Exercise goal
Below are the records; locate each line with the word "JSON" and copy it.

Stored items:
____________

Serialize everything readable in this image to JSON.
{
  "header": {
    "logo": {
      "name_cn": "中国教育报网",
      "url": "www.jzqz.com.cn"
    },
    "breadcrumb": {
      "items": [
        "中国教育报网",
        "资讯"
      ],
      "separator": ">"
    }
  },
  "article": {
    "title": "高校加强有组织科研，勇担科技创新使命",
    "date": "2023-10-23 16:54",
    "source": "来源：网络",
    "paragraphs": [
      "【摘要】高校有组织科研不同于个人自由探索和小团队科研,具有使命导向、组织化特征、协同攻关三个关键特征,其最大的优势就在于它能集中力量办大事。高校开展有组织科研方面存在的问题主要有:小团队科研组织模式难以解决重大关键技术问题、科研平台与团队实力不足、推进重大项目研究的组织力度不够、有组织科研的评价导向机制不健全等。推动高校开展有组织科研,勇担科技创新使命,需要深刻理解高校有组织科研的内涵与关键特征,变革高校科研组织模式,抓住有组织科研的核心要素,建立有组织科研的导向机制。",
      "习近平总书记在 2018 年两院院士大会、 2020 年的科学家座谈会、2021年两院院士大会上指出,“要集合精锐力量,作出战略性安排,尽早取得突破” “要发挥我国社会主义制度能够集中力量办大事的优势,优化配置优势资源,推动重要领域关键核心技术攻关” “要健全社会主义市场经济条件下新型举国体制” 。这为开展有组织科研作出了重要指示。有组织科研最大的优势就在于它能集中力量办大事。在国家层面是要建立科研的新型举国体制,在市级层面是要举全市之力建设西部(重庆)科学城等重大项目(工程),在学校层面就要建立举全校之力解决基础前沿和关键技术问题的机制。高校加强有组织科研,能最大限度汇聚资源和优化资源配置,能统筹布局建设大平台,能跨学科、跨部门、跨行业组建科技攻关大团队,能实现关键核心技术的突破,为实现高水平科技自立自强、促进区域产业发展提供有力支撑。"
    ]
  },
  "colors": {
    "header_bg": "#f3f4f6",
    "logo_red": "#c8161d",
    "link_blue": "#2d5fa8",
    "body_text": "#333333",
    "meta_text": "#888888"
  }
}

____________

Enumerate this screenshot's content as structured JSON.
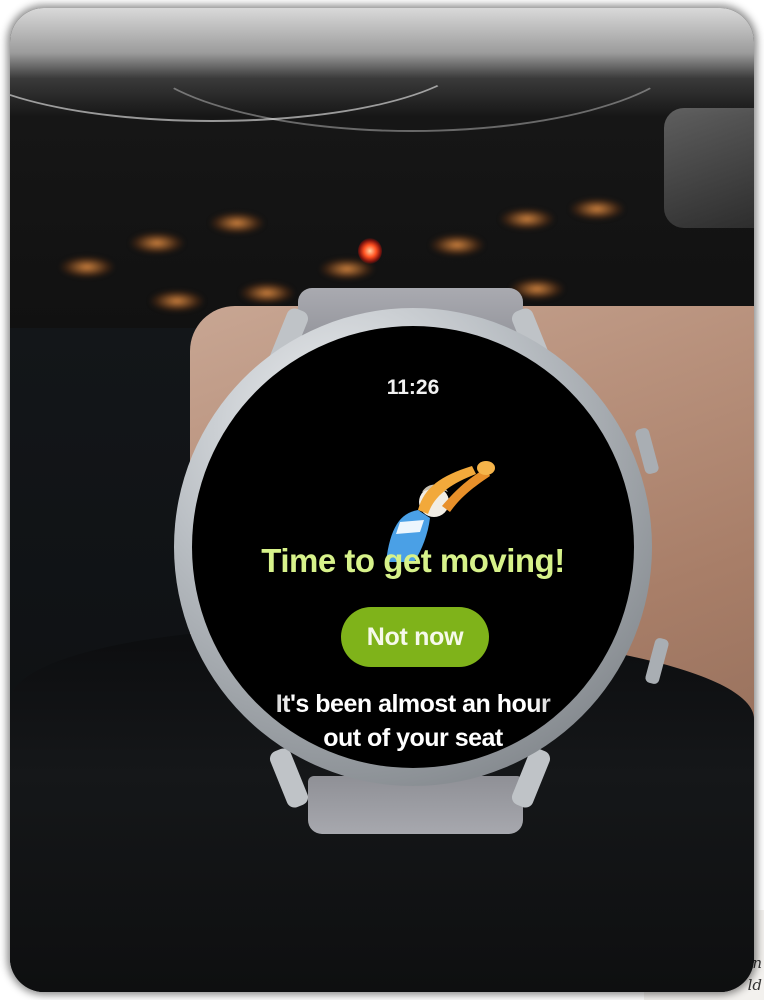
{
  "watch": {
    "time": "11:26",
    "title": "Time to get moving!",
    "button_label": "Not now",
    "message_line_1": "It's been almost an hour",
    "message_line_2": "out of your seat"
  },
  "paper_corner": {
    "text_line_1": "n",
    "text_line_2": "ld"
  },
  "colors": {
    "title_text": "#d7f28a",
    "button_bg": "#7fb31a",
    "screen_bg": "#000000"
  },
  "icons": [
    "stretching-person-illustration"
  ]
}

____________

Result of the exercise
Serialize everything readable in this image to JSON.
Enumerate this screenshot's content as structured JSON.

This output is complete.